[What to work on] Copy out each line that mentions the word "除专用合同条款另有约定外".

*** Supplied material

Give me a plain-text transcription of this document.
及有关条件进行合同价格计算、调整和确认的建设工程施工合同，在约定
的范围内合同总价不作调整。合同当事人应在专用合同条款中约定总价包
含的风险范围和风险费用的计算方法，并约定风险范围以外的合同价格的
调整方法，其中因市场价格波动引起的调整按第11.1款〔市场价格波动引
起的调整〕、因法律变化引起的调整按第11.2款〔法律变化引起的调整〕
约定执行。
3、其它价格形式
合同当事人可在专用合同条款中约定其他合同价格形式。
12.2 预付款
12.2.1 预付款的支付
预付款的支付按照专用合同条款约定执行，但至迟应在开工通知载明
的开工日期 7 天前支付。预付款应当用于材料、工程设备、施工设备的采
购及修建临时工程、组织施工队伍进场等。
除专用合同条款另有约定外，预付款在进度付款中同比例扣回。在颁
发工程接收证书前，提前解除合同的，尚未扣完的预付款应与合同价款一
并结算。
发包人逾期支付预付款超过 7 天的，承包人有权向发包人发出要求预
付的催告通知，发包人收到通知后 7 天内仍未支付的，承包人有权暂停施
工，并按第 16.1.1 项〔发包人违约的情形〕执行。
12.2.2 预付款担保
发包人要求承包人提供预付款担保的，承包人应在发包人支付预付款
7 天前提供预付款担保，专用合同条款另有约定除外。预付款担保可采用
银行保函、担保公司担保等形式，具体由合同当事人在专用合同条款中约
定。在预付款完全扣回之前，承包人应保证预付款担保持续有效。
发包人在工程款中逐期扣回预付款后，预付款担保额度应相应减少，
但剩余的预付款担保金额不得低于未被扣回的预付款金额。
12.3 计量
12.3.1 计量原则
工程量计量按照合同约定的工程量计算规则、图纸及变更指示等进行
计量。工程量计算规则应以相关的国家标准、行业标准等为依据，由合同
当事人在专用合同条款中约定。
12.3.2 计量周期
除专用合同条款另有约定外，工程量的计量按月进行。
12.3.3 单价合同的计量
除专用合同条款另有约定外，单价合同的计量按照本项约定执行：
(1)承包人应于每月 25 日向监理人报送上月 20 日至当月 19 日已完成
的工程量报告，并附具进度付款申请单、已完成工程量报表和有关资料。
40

******

[Answer for this exercise]
除专用合同条款另有约定外，预付款在进度付款中同比例扣回。在颁
除专用合同条款另有约定外，工程量的计量按月进行。
除专用合同条款另有约定外，单价合同的计量按照本项约定执行：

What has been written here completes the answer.